◆ **Given task**
Scan the lines below for the string "subject" and report how many lines contain it, giving only the number.

◆ **Dataset entries**
— BEGIN —

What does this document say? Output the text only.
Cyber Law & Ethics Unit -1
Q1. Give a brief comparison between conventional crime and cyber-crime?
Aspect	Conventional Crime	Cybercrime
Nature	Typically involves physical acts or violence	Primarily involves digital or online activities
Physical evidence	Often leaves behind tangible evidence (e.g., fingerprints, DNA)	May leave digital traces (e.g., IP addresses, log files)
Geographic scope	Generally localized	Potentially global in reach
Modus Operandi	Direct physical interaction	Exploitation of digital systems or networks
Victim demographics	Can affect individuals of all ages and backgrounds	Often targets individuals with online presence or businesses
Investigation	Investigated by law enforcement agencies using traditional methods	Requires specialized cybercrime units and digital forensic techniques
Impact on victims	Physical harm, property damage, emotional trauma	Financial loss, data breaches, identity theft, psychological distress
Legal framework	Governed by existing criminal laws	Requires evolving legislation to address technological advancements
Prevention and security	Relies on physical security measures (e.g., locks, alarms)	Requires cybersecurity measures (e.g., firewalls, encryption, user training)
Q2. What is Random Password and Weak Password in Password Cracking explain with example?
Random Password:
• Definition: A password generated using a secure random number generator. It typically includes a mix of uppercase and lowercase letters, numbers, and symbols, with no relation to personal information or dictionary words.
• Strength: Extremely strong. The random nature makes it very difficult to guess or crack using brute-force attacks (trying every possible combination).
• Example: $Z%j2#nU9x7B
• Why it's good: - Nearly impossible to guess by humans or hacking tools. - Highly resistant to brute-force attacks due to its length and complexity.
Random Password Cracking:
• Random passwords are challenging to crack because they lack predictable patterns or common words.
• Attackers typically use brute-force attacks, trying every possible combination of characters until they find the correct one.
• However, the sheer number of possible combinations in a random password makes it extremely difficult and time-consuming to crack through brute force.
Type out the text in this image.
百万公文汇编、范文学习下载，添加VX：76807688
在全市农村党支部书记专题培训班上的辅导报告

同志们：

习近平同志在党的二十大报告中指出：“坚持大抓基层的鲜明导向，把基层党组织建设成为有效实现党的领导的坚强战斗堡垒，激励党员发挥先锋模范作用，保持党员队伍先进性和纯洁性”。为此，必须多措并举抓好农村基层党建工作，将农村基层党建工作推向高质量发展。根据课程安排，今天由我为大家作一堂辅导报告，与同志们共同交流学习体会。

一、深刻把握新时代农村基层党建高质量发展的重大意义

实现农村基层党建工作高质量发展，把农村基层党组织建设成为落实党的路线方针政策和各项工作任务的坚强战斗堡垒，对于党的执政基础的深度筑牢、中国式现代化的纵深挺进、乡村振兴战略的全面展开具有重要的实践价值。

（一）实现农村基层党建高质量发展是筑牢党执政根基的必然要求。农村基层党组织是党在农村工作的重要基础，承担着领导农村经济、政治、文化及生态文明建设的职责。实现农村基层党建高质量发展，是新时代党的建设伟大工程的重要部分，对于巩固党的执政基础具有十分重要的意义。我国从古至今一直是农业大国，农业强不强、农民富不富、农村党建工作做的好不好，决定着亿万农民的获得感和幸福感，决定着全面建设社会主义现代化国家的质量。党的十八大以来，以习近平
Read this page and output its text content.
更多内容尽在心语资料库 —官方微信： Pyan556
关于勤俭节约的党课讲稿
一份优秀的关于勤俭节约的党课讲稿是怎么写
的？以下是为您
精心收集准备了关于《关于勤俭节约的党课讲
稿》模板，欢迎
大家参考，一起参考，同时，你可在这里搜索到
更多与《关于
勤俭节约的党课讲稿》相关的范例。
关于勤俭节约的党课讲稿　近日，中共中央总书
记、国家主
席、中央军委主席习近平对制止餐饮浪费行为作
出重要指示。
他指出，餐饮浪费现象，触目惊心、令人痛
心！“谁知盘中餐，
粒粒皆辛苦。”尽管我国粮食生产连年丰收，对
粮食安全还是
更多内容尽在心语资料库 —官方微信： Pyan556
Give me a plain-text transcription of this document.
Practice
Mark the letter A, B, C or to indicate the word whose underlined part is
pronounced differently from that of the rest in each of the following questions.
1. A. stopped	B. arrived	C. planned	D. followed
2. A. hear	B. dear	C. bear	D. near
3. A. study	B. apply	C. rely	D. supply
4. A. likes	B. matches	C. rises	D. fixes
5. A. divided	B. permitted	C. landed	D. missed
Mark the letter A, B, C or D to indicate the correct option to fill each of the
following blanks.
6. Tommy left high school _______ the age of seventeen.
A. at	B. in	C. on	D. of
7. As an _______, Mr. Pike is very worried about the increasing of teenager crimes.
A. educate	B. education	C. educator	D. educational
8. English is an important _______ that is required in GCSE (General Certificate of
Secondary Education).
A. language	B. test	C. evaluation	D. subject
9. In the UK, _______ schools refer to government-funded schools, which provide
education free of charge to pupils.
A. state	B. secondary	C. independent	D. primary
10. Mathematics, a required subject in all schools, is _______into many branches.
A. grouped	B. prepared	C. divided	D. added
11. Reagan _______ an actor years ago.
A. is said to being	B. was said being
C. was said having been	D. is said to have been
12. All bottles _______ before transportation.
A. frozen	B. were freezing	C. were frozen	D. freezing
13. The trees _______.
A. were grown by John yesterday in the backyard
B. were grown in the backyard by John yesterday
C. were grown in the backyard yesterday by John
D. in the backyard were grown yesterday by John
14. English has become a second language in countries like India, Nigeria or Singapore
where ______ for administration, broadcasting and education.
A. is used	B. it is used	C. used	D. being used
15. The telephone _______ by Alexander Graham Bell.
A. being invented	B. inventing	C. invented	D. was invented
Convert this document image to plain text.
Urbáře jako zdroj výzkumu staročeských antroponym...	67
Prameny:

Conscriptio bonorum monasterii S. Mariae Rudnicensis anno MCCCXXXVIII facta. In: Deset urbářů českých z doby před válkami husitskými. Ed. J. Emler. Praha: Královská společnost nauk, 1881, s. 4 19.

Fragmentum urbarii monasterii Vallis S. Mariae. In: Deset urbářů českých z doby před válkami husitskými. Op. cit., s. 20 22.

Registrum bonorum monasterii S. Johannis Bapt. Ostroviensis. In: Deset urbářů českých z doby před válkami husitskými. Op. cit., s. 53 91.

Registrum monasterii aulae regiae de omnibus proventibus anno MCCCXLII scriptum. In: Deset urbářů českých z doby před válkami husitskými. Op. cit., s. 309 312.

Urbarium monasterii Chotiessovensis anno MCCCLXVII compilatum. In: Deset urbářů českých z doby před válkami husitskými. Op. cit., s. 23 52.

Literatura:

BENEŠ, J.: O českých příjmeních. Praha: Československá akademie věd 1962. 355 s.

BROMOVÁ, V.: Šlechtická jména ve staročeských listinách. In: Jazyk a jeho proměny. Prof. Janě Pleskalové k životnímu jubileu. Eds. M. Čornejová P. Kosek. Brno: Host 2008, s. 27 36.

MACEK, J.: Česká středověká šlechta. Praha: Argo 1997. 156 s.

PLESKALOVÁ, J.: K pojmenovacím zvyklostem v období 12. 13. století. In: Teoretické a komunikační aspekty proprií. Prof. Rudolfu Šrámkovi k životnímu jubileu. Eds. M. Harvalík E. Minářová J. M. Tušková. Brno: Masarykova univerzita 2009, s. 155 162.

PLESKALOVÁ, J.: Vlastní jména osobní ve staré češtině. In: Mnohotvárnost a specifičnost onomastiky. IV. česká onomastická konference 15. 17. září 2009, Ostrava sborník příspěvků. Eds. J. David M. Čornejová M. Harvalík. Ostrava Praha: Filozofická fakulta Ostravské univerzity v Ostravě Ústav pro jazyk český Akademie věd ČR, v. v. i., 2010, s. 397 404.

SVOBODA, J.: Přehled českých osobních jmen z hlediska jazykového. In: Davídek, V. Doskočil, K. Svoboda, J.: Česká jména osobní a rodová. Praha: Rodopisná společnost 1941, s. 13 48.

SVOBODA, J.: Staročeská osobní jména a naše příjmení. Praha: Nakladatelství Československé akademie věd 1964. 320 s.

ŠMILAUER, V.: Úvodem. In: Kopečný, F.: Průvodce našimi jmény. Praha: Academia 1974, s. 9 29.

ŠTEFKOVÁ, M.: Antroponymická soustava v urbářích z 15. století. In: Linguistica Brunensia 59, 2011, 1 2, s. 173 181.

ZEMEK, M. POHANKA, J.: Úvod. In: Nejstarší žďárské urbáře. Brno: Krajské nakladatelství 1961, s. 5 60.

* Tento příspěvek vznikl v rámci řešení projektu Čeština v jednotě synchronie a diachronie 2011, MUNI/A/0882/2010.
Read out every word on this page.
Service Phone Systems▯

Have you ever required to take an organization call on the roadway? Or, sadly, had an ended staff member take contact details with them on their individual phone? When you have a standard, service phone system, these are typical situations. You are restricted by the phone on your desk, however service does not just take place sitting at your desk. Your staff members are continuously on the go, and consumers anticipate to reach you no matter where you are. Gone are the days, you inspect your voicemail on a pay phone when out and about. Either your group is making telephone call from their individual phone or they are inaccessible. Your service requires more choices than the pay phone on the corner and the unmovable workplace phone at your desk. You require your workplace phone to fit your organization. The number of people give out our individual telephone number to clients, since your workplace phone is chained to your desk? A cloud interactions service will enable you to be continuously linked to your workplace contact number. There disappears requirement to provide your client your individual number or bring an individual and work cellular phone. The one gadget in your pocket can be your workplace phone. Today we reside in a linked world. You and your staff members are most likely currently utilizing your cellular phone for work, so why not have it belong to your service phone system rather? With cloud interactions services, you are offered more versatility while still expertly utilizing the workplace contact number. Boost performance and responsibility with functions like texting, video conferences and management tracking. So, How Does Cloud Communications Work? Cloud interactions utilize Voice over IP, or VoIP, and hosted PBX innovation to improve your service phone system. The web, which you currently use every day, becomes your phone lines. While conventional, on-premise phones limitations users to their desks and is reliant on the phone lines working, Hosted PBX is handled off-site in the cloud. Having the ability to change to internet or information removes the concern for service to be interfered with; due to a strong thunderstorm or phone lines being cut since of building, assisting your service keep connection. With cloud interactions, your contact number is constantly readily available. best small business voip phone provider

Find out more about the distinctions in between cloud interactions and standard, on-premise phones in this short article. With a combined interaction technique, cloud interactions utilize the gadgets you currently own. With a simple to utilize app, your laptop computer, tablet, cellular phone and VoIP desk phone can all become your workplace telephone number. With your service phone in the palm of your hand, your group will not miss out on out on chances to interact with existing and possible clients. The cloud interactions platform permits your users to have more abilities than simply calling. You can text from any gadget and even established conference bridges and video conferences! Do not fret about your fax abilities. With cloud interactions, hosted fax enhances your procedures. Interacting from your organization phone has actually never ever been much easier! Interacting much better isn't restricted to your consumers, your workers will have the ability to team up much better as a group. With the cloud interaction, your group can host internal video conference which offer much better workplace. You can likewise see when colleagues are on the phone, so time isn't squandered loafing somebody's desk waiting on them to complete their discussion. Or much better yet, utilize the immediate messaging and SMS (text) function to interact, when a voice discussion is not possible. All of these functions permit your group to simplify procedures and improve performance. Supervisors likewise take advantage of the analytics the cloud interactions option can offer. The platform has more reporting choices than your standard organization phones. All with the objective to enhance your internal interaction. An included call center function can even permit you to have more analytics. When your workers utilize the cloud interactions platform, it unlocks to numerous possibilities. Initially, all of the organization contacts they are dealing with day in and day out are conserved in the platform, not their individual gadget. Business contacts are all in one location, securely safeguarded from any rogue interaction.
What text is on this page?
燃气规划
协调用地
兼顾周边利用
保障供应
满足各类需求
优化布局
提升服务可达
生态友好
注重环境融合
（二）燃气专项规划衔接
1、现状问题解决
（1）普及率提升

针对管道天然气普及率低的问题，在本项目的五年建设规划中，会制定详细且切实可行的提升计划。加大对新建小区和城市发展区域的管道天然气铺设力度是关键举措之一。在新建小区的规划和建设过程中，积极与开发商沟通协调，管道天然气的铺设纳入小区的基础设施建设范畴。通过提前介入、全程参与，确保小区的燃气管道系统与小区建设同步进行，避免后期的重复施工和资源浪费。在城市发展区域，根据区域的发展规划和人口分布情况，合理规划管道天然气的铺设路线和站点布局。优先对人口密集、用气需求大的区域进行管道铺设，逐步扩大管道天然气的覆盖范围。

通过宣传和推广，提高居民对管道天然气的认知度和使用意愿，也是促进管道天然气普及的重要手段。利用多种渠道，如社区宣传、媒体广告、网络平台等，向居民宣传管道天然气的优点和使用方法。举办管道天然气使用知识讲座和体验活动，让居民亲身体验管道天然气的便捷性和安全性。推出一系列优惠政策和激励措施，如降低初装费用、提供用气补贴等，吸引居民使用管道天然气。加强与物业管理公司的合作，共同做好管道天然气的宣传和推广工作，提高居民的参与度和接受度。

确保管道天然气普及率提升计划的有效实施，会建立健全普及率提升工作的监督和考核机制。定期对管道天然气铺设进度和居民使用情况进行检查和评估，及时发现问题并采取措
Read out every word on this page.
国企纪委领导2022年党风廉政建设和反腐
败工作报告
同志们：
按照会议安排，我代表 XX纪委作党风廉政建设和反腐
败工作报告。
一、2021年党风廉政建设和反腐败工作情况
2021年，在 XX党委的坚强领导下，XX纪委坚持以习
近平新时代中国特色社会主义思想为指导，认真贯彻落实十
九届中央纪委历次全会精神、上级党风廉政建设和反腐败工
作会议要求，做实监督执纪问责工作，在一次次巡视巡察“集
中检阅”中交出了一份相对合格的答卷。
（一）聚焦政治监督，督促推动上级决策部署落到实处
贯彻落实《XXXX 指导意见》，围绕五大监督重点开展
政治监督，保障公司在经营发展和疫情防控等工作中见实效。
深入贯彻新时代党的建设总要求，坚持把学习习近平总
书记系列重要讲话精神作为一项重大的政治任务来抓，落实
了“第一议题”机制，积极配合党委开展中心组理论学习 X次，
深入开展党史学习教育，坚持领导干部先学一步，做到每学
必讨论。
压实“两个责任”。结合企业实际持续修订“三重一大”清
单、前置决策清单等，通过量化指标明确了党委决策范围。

— END —

◆ **Task output**
2